- Travail à faire
**1)** Relevez tous les groupes non arabes que l'article sur les entreprises arabo-américaines range avec les Arabes dans la catégorie Mena.
**2)** Poursuivez l'article sur les entreprises arabo-américaines à partir de sa dernière phrase.

- Texte source
# # # # #
Les Américains d'origine arabe se donnent enfin une chance d'émancipation

Les Américains d'origine arabe se donnent enfin une chance d'émancipation
  • Le Conseil consultatif des entreprises arabo-américaines a un objectif essentiel qui ne doit pas être considéré comme acquis: il certifiera les entreprises appartenant à des Arabes
  • Afin de lutter plus efficacement pour la Palestine, la communauté arabo-américaine doit recentrer ses efforts sur les défis qui existent aux États-Unis

La semaine dernière, le Comité américain de lutte contre la discrimination arabe a créé le Conseil consultatif des entreprises arabo-américaines, qui s'attachera à fournir un nouveau service important à la communauté.

Ce Conseil consultatif n'est pas «une organisation arabe de plus», dotée d'un conseil d'administration et d'un grand nombre de patrons arborant des titres, qui organise des dîners et des fêtes. Il a un objectif essentiel qui ne doit pas être considéré comme acquis: il certifiera les entreprises appartenant à des Arabes afin de les aider à obtenir leur part des marchés publics.

Chaque année, les autorités fédérales, étatiques et locales réservent une part importante des centaines de milliards de dollars (1 dollar = 0,90 euro) de contrats nécessaires pour fournir des services au peuple américain à des entreprises reconnues comme appartenant à des minorités. Mais comme les Arabes ne sont pas identifiés comme une minorité dans les programmes gouvernementaux tels que le recensement américain ou le processus d'entreprise minoritaire, ils sont laissés pour compte et doivent rivaliser, pour les marchés publics, avec des sociétés disposant de ressources, de moyens financiers et de relations politiques bien plus importants.

On entend constamment dire que le gouvernement fédéral et certains gouvernements d'État reconnaissent la région du Moyen-Orient et l'Afrique du Nord (Mena) comme une nouvelle catégorie de minorité. Mais tous les projets de loi qui ont été proposés jusqu'à présent sur ce sujet ne mentionnent même pas le mot «arabe».

Le Conseil consultatif des entreprises arabo-américaines vise à combler ce vide. Il combine également la désignation de la minorité arabe – qui est la manière appropriée d'aborder et d'identifier la communauté arabo-américaine – avec la nouvelle catégorie plus large de Mena, dans laquelle les Arabes sont regroupés avec les non-Arabes tels que les Perses, les Israéliens et les Turcs.

Depuis des décennies, les Arabo-Américains font pression pour être reconnus en tant qu'entité minoritaire officielle. Pourquoi les gouvernements américains, à tous les niveaux, ne les ont-ils pas considérés comme tels?
# # # # #
[Annotations des éléments de mise en page]
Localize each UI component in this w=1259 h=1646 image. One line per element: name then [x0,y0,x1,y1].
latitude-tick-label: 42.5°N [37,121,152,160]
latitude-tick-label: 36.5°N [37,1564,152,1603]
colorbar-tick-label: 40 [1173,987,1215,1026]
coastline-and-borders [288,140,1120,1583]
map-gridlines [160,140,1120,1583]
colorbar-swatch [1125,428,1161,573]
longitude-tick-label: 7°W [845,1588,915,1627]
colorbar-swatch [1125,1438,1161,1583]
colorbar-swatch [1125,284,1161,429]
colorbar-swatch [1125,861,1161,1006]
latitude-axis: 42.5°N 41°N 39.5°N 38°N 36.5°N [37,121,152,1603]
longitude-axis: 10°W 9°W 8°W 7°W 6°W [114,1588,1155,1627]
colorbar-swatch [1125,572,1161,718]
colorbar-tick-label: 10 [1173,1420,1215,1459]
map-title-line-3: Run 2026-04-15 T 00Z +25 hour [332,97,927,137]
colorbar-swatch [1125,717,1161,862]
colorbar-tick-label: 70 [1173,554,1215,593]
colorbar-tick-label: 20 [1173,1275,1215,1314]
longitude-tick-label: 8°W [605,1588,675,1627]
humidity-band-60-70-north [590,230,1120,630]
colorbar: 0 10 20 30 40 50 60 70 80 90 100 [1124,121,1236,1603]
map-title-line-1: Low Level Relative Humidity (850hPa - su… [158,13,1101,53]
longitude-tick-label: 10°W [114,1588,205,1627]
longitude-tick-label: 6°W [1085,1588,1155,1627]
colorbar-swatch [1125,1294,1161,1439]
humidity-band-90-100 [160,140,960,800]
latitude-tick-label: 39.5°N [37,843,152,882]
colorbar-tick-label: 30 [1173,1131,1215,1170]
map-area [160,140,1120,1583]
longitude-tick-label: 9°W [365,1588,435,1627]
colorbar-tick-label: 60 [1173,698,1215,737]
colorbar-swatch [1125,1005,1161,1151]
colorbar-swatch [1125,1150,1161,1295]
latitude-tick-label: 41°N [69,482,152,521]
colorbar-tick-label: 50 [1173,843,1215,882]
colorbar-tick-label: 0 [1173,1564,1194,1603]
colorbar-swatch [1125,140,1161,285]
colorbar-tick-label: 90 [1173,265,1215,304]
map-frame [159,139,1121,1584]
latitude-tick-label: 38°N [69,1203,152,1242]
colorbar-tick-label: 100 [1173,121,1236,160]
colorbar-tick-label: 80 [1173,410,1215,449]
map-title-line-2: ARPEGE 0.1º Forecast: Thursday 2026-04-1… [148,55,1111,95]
# # # # #
- Résultats obtenus
**1)** Les Perses, les Israéliens et les Turcs.

**2)**
Aux États-Unis, lorsque vous êtes reconnu comme une minorité, vous bénéficiez de privilèges et de considérations particulières. L'un des plus importants est l'obligation de recevoir une partie des contrats gouvernementaux. Ceux-ci doivent être répartis entre les nombreuses minorités reconnues, telles que les Noirs, les Hispaniques, les Asiatiques, les Amérindiens et autres.

En outre, le fait d'être reconnu comme un groupe minoritaire, ce que le nouveau Conseil contribuera à promouvoir, suppose que votre communauté reçoive un soutien financier sous la forme de subventions destinées à financer des projets tels que la création de centres communautaires, la publicité pour vos journaux et les médias communautaires, ainsi que la mise en place de services sociaux visant à résoudre les problèmes sanitaires et sociaux.

Plus important encore, le fait d'être officiellement reconnu comme une minorité oblige le gouvernement américain à prendre des mesures qui renforcent la voix politique et électorale de cette communauté. Cela signifie que, lorsque des minorités vivent à proximité les unes des autres, elles doivent être incluses dans une même circonscription politique afin de les aider à élire leurs propres représentants au niveau fédéral, étatique et local.

Les forces antiarabes au Congrès américain et dans les Assemblées législatives des États sont déterminées à faire taire les voix arabes.

Ray Hanania

Sans cette reconnaissance, les minorités peuvent être politiquement évincées, comme elles l'ont été récemment dans l'Illinois, lorsque le gouvernement fédéral et l'État se sont réunis pour diviser l'ancienne 3e circonscription du Congrès. Une initiative prise en partie parce que cette circonscription présentait la huitième plus grande concentration d'électeurs arabo-américains et pouvait faire accéder des Arabo-Américains au Congrès et à l’Assemblée législative de l'État.

Le 3e district du Congrès a été divisé en cinq nouveaux districts en vertu des lois fédérales sur le redécoupage électoral et désormais, ce qui était autrefois une voix puissante de l'électorat arabe, qui avait élu l'un des membres du Congrès le plus ouvertement pro-arabe, Marie Newman, s'est dilué et affaibli.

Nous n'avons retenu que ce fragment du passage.